Dataset items
★ ★ ★

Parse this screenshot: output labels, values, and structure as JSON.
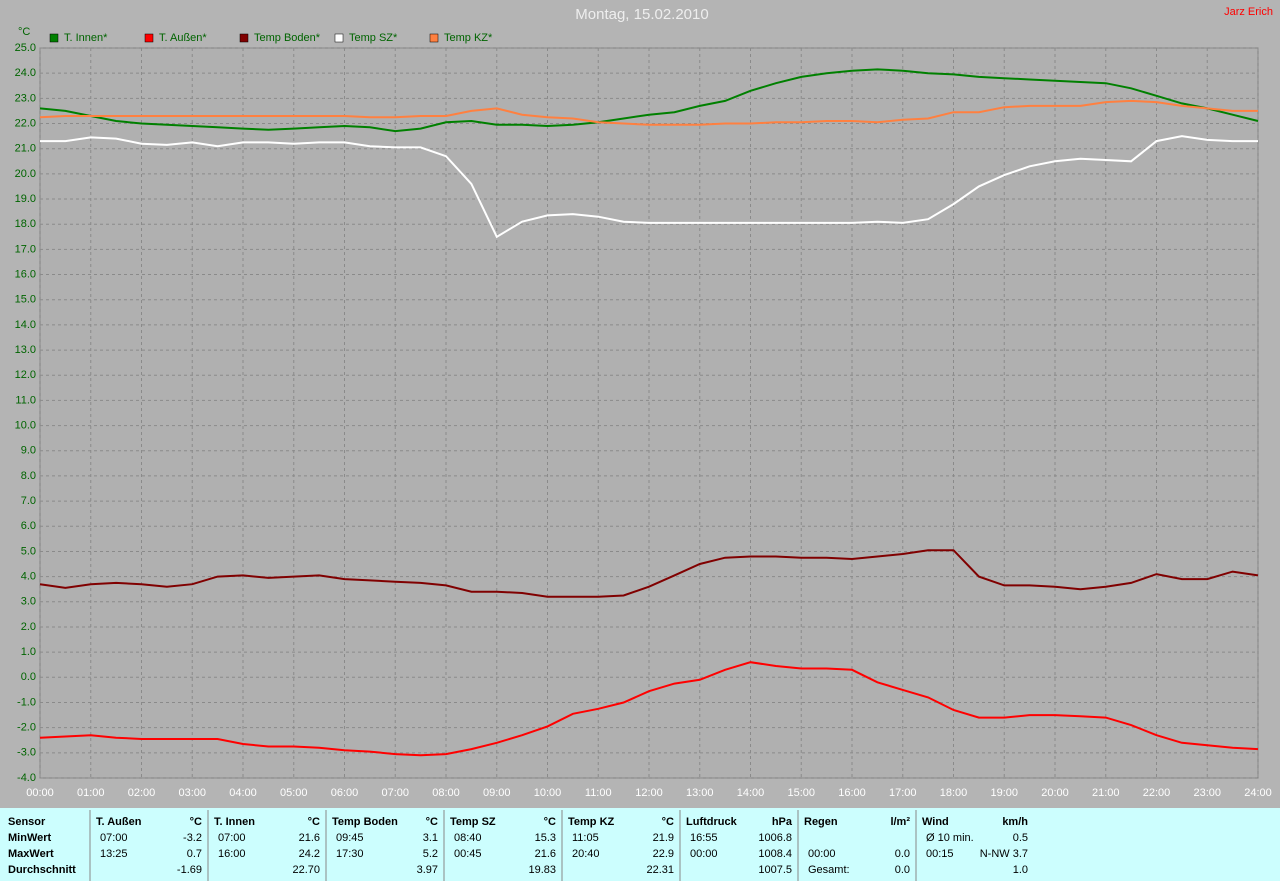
{
  "chart_data": {
    "type": "line",
    "title": "Montag, 15.02.2010",
    "author": "Jarz Erich",
    "y_label": "°C",
    "grid": true,
    "x": [
      0,
      0.5,
      1,
      1.5,
      2,
      2.5,
      3,
      3.5,
      4,
      4.5,
      5,
      5.5,
      6,
      6.5,
      7,
      7.5,
      8,
      8.5,
      9,
      9.5,
      10,
      10.5,
      11,
      11.5,
      12,
      12.5,
      13,
      13.5,
      14,
      14.5,
      15,
      15.5,
      16,
      16.5,
      17,
      17.5,
      18,
      18.5,
      19,
      19.5,
      20,
      20.5,
      21,
      21.5,
      22,
      22.5,
      23,
      23.5,
      24
    ],
    "xlim": [
      0,
      24
    ],
    "xticks": [
      {
        "value": 0,
        "label": "00:00"
      },
      {
        "value": 1,
        "label": "01:00"
      },
      {
        "value": 2,
        "label": "02:00"
      },
      {
        "value": 3,
        "label": "03:00"
      },
      {
        "value": 4,
        "label": "04:00"
      },
      {
        "value": 5,
        "label": "05:00"
      },
      {
        "value": 6,
        "label": "06:00"
      },
      {
        "value": 7,
        "label": "07:00"
      },
      {
        "value": 8,
        "label": "08:00"
      },
      {
        "value": 9,
        "label": "09:00"
      },
      {
        "value": 10,
        "label": "10:00"
      },
      {
        "value": 11,
        "label": "11:00"
      },
      {
        "value": 12,
        "label": "12:00"
      },
      {
        "value": 13,
        "label": "13:00"
      },
      {
        "value": 14,
        "label": "14:00"
      },
      {
        "value": 15,
        "label": "15:00"
      },
      {
        "value": 16,
        "label": "16:00"
      },
      {
        "value": 17,
        "label": "17:00"
      },
      {
        "value": 18,
        "label": "18:00"
      },
      {
        "value": 19,
        "label": "19:00"
      },
      {
        "value": 20,
        "label": "20:00"
      },
      {
        "value": 21,
        "label": "21:00"
      },
      {
        "value": 22,
        "label": "22:00"
      },
      {
        "value": 23,
        "label": "23:00"
      },
      {
        "value": 24,
        "label": "24:00"
      }
    ],
    "ylim": [
      -4,
      25
    ],
    "yticks": [
      {
        "value": -4,
        "label": "-4.0"
      },
      {
        "value": -3,
        "label": "-3.0"
      },
      {
        "value": -2,
        "label": "-2.0"
      },
      {
        "value": -1,
        "label": "-1.0"
      },
      {
        "value": 0,
        "label": "0.0"
      },
      {
        "value": 1,
        "label": "1.0"
      },
      {
        "value": 2,
        "label": "2.0"
      },
      {
        "value": 3,
        "label": "3.0"
      },
      {
        "value": 4,
        "label": "4.0"
      },
      {
        "value": 5,
        "label": "5.0"
      },
      {
        "value": 6,
        "label": "6.0"
      },
      {
        "value": 7,
        "label": "7.0"
      },
      {
        "value": 8,
        "label": "8.0"
      },
      {
        "value": 9,
        "label": "9.0"
      },
      {
        "value": 10,
        "label": "10.0"
      },
      {
        "value": 11,
        "label": "11.0"
      },
      {
        "value": 12,
        "label": "12.0"
      },
      {
        "value": 13,
        "label": "13.0"
      },
      {
        "value": 14,
        "label": "14.0"
      },
      {
        "value": 15,
        "label": "15.0"
      },
      {
        "value": 16,
        "label": "16.0"
      },
      {
        "value": 17,
        "label": "17.0"
      },
      {
        "value": 18,
        "label": "18.0"
      },
      {
        "value": 19,
        "label": "19.0"
      },
      {
        "value": 20,
        "label": "20.0"
      },
      {
        "value": 21,
        "label": "21.0"
      },
      {
        "value": 22,
        "label": "22.0"
      },
      {
        "value": 23,
        "label": "23.0"
      },
      {
        "value": 24,
        "label": "24.0"
      },
      {
        "value": 25,
        "label": "25.0"
      }
    ],
    "series": [
      {
        "name": "T. Innen*",
        "color": "#008000",
        "values": [
          22.6,
          22.5,
          22.3,
          22.1,
          22.0,
          21.95,
          21.9,
          21.85,
          21.8,
          21.75,
          21.8,
          21.85,
          21.9,
          21.85,
          21.7,
          21.8,
          22.05,
          22.1,
          21.95,
          21.95,
          21.9,
          21.95,
          22.05,
          22.2,
          22.35,
          22.45,
          22.7,
          22.9,
          23.3,
          23.6,
          23.85,
          24.0,
          24.1,
          24.15,
          24.1,
          24.0,
          23.95,
          23.85,
          23.8,
          23.75,
          23.7,
          23.65,
          23.6,
          23.4,
          23.1,
          22.8,
          22.6,
          22.35,
          22.1
        ]
      },
      {
        "name": "T. Außen*",
        "color": "#ff0000",
        "values": [
          -2.4,
          -2.35,
          -2.3,
          -2.4,
          -2.45,
          -2.45,
          -2.45,
          -2.45,
          -2.65,
          -2.75,
          -2.75,
          -2.8,
          -2.9,
          -2.95,
          -3.05,
          -3.1,
          -3.05,
          -2.85,
          -2.6,
          -2.3,
          -1.95,
          -1.45,
          -1.25,
          -1.0,
          -0.55,
          -0.25,
          -0.1,
          0.3,
          0.6,
          0.45,
          0.35,
          0.35,
          0.3,
          -0.2,
          -0.5,
          -0.8,
          -1.3,
          -1.6,
          -1.6,
          -1.5,
          -1.5,
          -1.55,
          -1.6,
          -1.9,
          -2.3,
          -2.6,
          -2.7,
          -2.8,
          -2.85
        ]
      },
      {
        "name": "Temp Boden*",
        "color": "#800000",
        "values": [
          3.7,
          3.55,
          3.7,
          3.75,
          3.7,
          3.6,
          3.7,
          4.0,
          4.05,
          3.95,
          4.0,
          4.05,
          3.9,
          3.85,
          3.8,
          3.75,
          3.65,
          3.4,
          3.4,
          3.35,
          3.2,
          3.2,
          3.2,
          3.25,
          3.6,
          4.05,
          4.5,
          4.75,
          4.8,
          4.8,
          4.75,
          4.75,
          4.7,
          4.8,
          4.9,
          5.05,
          5.05,
          4.0,
          3.65,
          3.65,
          3.6,
          3.5,
          3.6,
          3.75,
          4.1,
          3.9,
          3.9,
          4.2,
          4.05
        ]
      },
      {
        "name": "Temp SZ*",
        "color": "#ffffff",
        "values": [
          21.3,
          21.3,
          21.45,
          21.4,
          21.2,
          21.15,
          21.25,
          21.1,
          21.25,
          21.25,
          21.2,
          21.25,
          21.25,
          21.1,
          21.05,
          21.05,
          20.7,
          19.6,
          17.5,
          18.1,
          18.35,
          18.4,
          18.3,
          18.1,
          18.05,
          18.05,
          18.05,
          18.05,
          18.05,
          18.05,
          18.05,
          18.05,
          18.05,
          18.1,
          18.05,
          18.2,
          18.8,
          19.5,
          19.95,
          20.3,
          20.5,
          20.6,
          20.55,
          20.5,
          21.3,
          21.5,
          21.35,
          21.3,
          21.3
        ]
      },
      {
        "name": "Temp KZ*",
        "color": "#ff8040",
        "values": [
          22.25,
          22.3,
          22.3,
          22.3,
          22.3,
          22.3,
          22.3,
          22.3,
          22.3,
          22.3,
          22.3,
          22.3,
          22.3,
          22.25,
          22.25,
          22.3,
          22.3,
          22.5,
          22.6,
          22.35,
          22.25,
          22.2,
          22.05,
          22.0,
          21.95,
          21.95,
          21.95,
          22.0,
          22.0,
          22.05,
          22.05,
          22.1,
          22.1,
          22.05,
          22.15,
          22.2,
          22.45,
          22.45,
          22.65,
          22.7,
          22.7,
          22.7,
          22.85,
          22.9,
          22.85,
          22.7,
          22.6,
          22.5,
          22.5
        ]
      }
    ]
  },
  "table": {
    "row_labels": [
      "Sensor",
      "MinWert",
      "MaxWert",
      "Durchschnitt"
    ],
    "columns": [
      {
        "title": "T. Außen",
        "unit": "°C",
        "min": [
          "07:00",
          "-3.2"
        ],
        "max": [
          "13:25",
          "0.7"
        ],
        "avg": [
          "-1.69"
        ]
      },
      {
        "title": "T. Innen",
        "unit": "°C",
        "min": [
          "07:00",
          "21.6"
        ],
        "max": [
          "16:00",
          "24.2"
        ],
        "avg": [
          "22.70"
        ]
      },
      {
        "title": "Temp Boden",
        "unit": "°C",
        "min": [
          "09:45",
          "3.1"
        ],
        "max": [
          "17:30",
          "5.2"
        ],
        "avg": [
          "3.97"
        ]
      },
      {
        "title": "Temp SZ",
        "unit": "°C",
        "min": [
          "08:40",
          "15.3"
        ],
        "max": [
          "00:45",
          "21.6"
        ],
        "avg": [
          "19.83"
        ]
      },
      {
        "title": "Temp KZ",
        "unit": "°C",
        "min": [
          "11:05",
          "21.9"
        ],
        "max": [
          "20:40",
          "22.9"
        ],
        "avg": [
          "22.31"
        ]
      },
      {
        "title": "Luftdruck",
        "unit": "hPa",
        "min": [
          "16:55",
          "1006.8"
        ],
        "max": [
          "00:00",
          "1008.4"
        ],
        "avg": [
          "1007.5"
        ]
      },
      {
        "title": "Regen",
        "unit": "l/m²",
        "max": [
          "00:00",
          "0.0"
        ],
        "avg": [
          "Gesamt:",
          "0.0"
        ]
      },
      {
        "title": "Wind",
        "unit": "km/h",
        "min": [
          "Ø 10 min.",
          "0.5"
        ],
        "max": [
          "00:15",
          "N-NW 3.7"
        ],
        "avg": [
          "1.0"
        ]
      }
    ]
  }
}
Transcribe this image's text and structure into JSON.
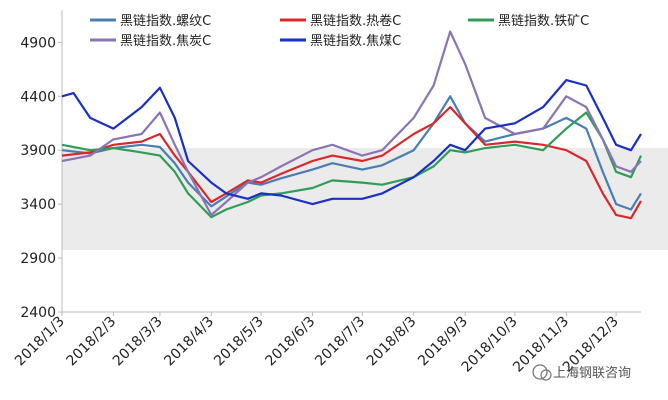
{
  "chart_data": {
    "type": "line",
    "ylim": [
      2400,
      5200
    ],
    "yticks": [
      2400,
      2900,
      3400,
      3900,
      4400,
      4900
    ],
    "xticks": [
      "2018/1/3",
      "2018/2/3",
      "2018/3/3",
      "2018/4/3",
      "2018/5/3",
      "2018/6/3",
      "2018/7/3",
      "2018/8/3",
      "2018/9/3",
      "2018/10/3",
      "2018/11/3",
      "2018/12/3"
    ],
    "grid": false,
    "legend_position": "top",
    "series": [
      {
        "name": "黑链指数.螺纹C",
        "color": "#4a7eb3",
        "points": [
          [
            "2018/1/3",
            3900
          ],
          [
            "2018/1/20",
            3870
          ],
          [
            "2018/2/3",
            3920
          ],
          [
            "2018/2/20",
            3950
          ],
          [
            "2018/3/3",
            3930
          ],
          [
            "2018/3/12",
            3780
          ],
          [
            "2018/3/20",
            3600
          ],
          [
            "2018/4/3",
            3380
          ],
          [
            "2018/4/12",
            3470
          ],
          [
            "2018/4/25",
            3600
          ],
          [
            "2018/5/3",
            3580
          ],
          [
            "2018/5/15",
            3640
          ],
          [
            "2018/6/3",
            3720
          ],
          [
            "2018/6/15",
            3780
          ],
          [
            "2018/7/3",
            3720
          ],
          [
            "2018/7/15",
            3760
          ],
          [
            "2018/8/3",
            3900
          ],
          [
            "2018/8/15",
            4150
          ],
          [
            "2018/8/25",
            4400
          ],
          [
            "2018/9/3",
            4150
          ],
          [
            "2018/9/15",
            3980
          ],
          [
            "2018/10/3",
            4050
          ],
          [
            "2018/10/20",
            4100
          ],
          [
            "2018/11/3",
            4200
          ],
          [
            "2018/11/15",
            4100
          ],
          [
            "2018/11/25",
            3700
          ],
          [
            "2018/12/3",
            3400
          ],
          [
            "2018/12/12",
            3350
          ],
          [
            "2018/12/18",
            3500
          ]
        ]
      },
      {
        "name": "黑链指数.热卷C",
        "color": "#d9282c",
        "points": [
          [
            "2018/1/3",
            3850
          ],
          [
            "2018/1/20",
            3880
          ],
          [
            "2018/2/3",
            3950
          ],
          [
            "2018/2/20",
            3980
          ],
          [
            "2018/3/3",
            4050
          ],
          [
            "2018/3/12",
            3850
          ],
          [
            "2018/3/20",
            3700
          ],
          [
            "2018/4/3",
            3420
          ],
          [
            "2018/4/12",
            3500
          ],
          [
            "2018/4/25",
            3620
          ],
          [
            "2018/5/3",
            3600
          ],
          [
            "2018/5/15",
            3680
          ],
          [
            "2018/6/3",
            3800
          ],
          [
            "2018/6/15",
            3850
          ],
          [
            "2018/7/3",
            3800
          ],
          [
            "2018/7/15",
            3850
          ],
          [
            "2018/8/3",
            4050
          ],
          [
            "2018/8/15",
            4150
          ],
          [
            "2018/8/25",
            4300
          ],
          [
            "2018/9/3",
            4150
          ],
          [
            "2018/9/15",
            3950
          ],
          [
            "2018/10/3",
            3980
          ],
          [
            "2018/10/20",
            3950
          ],
          [
            "2018/11/3",
            3900
          ],
          [
            "2018/11/15",
            3800
          ],
          [
            "2018/11/25",
            3500
          ],
          [
            "2018/12/3",
            3300
          ],
          [
            "2018/12/12",
            3270
          ],
          [
            "2018/12/18",
            3430
          ]
        ]
      },
      {
        "name": "黑链指数.铁矿C",
        "color": "#2e9e57",
        "points": [
          [
            "2018/1/3",
            3950
          ],
          [
            "2018/1/20",
            3900
          ],
          [
            "2018/2/3",
            3920
          ],
          [
            "2018/2/20",
            3880
          ],
          [
            "2018/3/3",
            3850
          ],
          [
            "2018/3/12",
            3700
          ],
          [
            "2018/3/20",
            3500
          ],
          [
            "2018/4/3",
            3280
          ],
          [
            "2018/4/12",
            3350
          ],
          [
            "2018/4/25",
            3420
          ],
          [
            "2018/5/3",
            3480
          ],
          [
            "2018/5/15",
            3500
          ],
          [
            "2018/6/3",
            3550
          ],
          [
            "2018/6/15",
            3620
          ],
          [
            "2018/7/3",
            3600
          ],
          [
            "2018/7/15",
            3580
          ],
          [
            "2018/8/3",
            3650
          ],
          [
            "2018/8/15",
            3750
          ],
          [
            "2018/8/25",
            3900
          ],
          [
            "2018/9/3",
            3880
          ],
          [
            "2018/9/15",
            3920
          ],
          [
            "2018/10/3",
            3950
          ],
          [
            "2018/10/20",
            3900
          ],
          [
            "2018/11/3",
            4100
          ],
          [
            "2018/11/15",
            4250
          ],
          [
            "2018/11/25",
            4000
          ],
          [
            "2018/12/3",
            3700
          ],
          [
            "2018/12/12",
            3650
          ],
          [
            "2018/12/18",
            3850
          ]
        ]
      },
      {
        "name": "黑链指数.焦炭C",
        "color": "#8a75b4",
        "points": [
          [
            "2018/1/3",
            3800
          ],
          [
            "2018/1/20",
            3850
          ],
          [
            "2018/2/3",
            4000
          ],
          [
            "2018/2/20",
            4050
          ],
          [
            "2018/3/3",
            4250
          ],
          [
            "2018/3/12",
            3950
          ],
          [
            "2018/3/20",
            3700
          ],
          [
            "2018/4/3",
            3300
          ],
          [
            "2018/4/12",
            3420
          ],
          [
            "2018/4/25",
            3600
          ],
          [
            "2018/5/3",
            3650
          ],
          [
            "2018/5/15",
            3750
          ],
          [
            "2018/6/3",
            3900
          ],
          [
            "2018/6/15",
            3950
          ],
          [
            "2018/7/3",
            3850
          ],
          [
            "2018/7/15",
            3900
          ],
          [
            "2018/8/3",
            4200
          ],
          [
            "2018/8/15",
            4500
          ],
          [
            "2018/8/25",
            5000
          ],
          [
            "2018/9/3",
            4700
          ],
          [
            "2018/9/15",
            4200
          ],
          [
            "2018/10/3",
            4050
          ],
          [
            "2018/10/20",
            4100
          ],
          [
            "2018/11/3",
            4400
          ],
          [
            "2018/11/15",
            4300
          ],
          [
            "2018/11/25",
            4000
          ],
          [
            "2018/12/3",
            3750
          ],
          [
            "2018/12/12",
            3700
          ],
          [
            "2018/12/18",
            3800
          ]
        ]
      },
      {
        "name": "黑链指数.焦煤C",
        "color": "#1a2fc4",
        "points": [
          [
            "2018/1/3",
            4400
          ],
          [
            "2018/1/10",
            4430
          ],
          [
            "2018/1/20",
            4200
          ],
          [
            "2018/2/3",
            4100
          ],
          [
            "2018/2/20",
            4300
          ],
          [
            "2018/3/3",
            4480
          ],
          [
            "2018/3/12",
            4200
          ],
          [
            "2018/3/20",
            3800
          ],
          [
            "2018/4/3",
            3600
          ],
          [
            "2018/4/12",
            3500
          ],
          [
            "2018/4/25",
            3450
          ],
          [
            "2018/5/3",
            3500
          ],
          [
            "2018/5/15",
            3480
          ],
          [
            "2018/6/3",
            3400
          ],
          [
            "2018/6/15",
            3450
          ],
          [
            "2018/7/3",
            3450
          ],
          [
            "2018/7/15",
            3500
          ],
          [
            "2018/8/3",
            3650
          ],
          [
            "2018/8/15",
            3800
          ],
          [
            "2018/8/25",
            3950
          ],
          [
            "2018/9/3",
            3900
          ],
          [
            "2018/9/15",
            4100
          ],
          [
            "2018/10/3",
            4150
          ],
          [
            "2018/10/20",
            4300
          ],
          [
            "2018/11/3",
            4550
          ],
          [
            "2018/11/15",
            4500
          ],
          [
            "2018/11/25",
            4200
          ],
          [
            "2018/12/3",
            3950
          ],
          [
            "2018/12/12",
            3900
          ],
          [
            "2018/12/18",
            4050
          ]
        ]
      }
    ]
  },
  "watermark": {
    "text": "上海钢联咨询",
    "icon": "wechat-icon"
  }
}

★ ★ ★

■ **TASK OBJECTIVE**
Reply with one number only: how many lines of the listing hold "name"?

■ **TASK ANSWER**
10